> _Extracted material_:
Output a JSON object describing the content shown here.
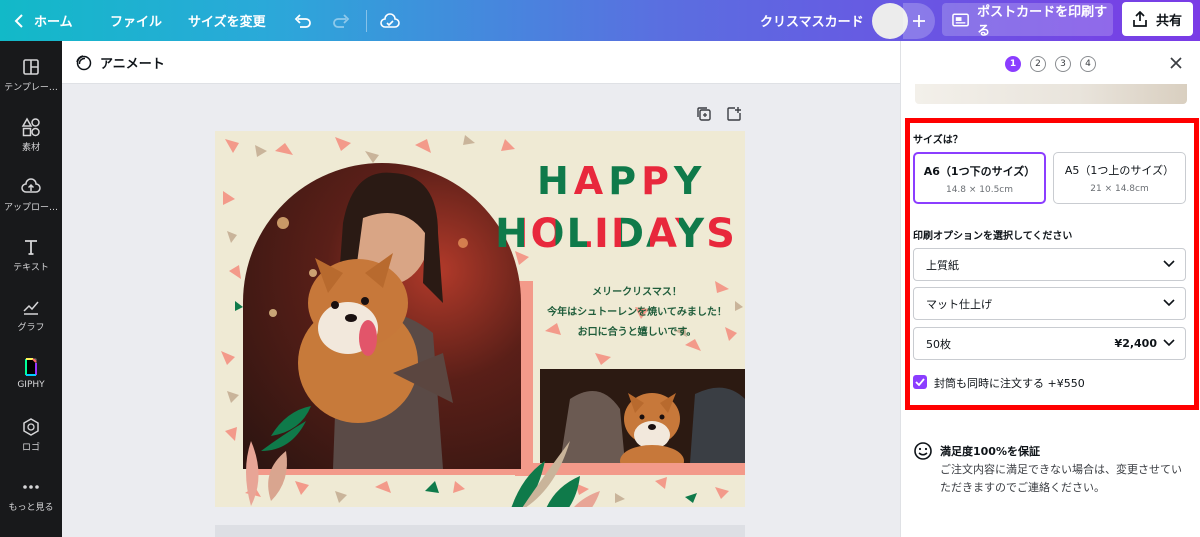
{
  "topbar": {
    "home": "ホーム",
    "file": "ファイル",
    "resize": "サイズを変更",
    "doc_title": "クリスマスカード",
    "print_button": "ポストカードを印刷する",
    "share_button": "共有"
  },
  "sidebar": {
    "items": [
      {
        "label": "テンプレー…",
        "icon": "template-icon"
      },
      {
        "label": "素材",
        "icon": "elements-icon"
      },
      {
        "label": "アップロー…",
        "icon": "upload-icon"
      },
      {
        "label": "テキスト",
        "icon": "text-icon"
      },
      {
        "label": "グラフ",
        "icon": "chart-icon"
      },
      {
        "label": "GIPHY",
        "icon": "giphy-icon"
      },
      {
        "label": "ロゴ",
        "icon": "logo-icon"
      },
      {
        "label": "もっと見る",
        "icon": "more-icon"
      }
    ]
  },
  "editor": {
    "animate_label": "アニメート"
  },
  "card": {
    "happy": "HAPPY",
    "holidays": "HOLIDAYS",
    "greeting": [
      "メリークリスマス！",
      "今年はシュトーレンを焼いてみました！",
      "お口に合うと嬉しいです。"
    ],
    "colors": {
      "green": "#0f7a4a",
      "red": "#e8283c",
      "tan": "#c9b49a",
      "pink": "#f39a8a"
    }
  },
  "panel": {
    "steps": [
      "1",
      "2",
      "3",
      "4"
    ],
    "active_step": 1,
    "size_question": "サイズは？",
    "sizes": [
      {
        "name": "A6（1つ下のサイズ）",
        "dims": "14.8 × 10.5cm",
        "selected": true
      },
      {
        "name": "A5（1つ上のサイズ）",
        "dims": "21 × 14.8cm",
        "selected": false
      }
    ],
    "print_options_title": "印刷オプションを選択してください",
    "paper": "上質紙",
    "finish": "マット仕上げ",
    "quantity": "50枚",
    "price": "¥2,400",
    "envelope_label": "封筒も同時に注文する +¥550",
    "envelope_checked": true,
    "guarantee_title": "満足度100%を保証",
    "guarantee_body": "ご注文内容に満足できない場合は、変更させていただきますのでご連絡ください。",
    "accent_color": "#8b3dff"
  }
}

> _Exercise aim_:
Of the lines in the entries above, how many include "true"? Only the number should be given.

> _Result_:
2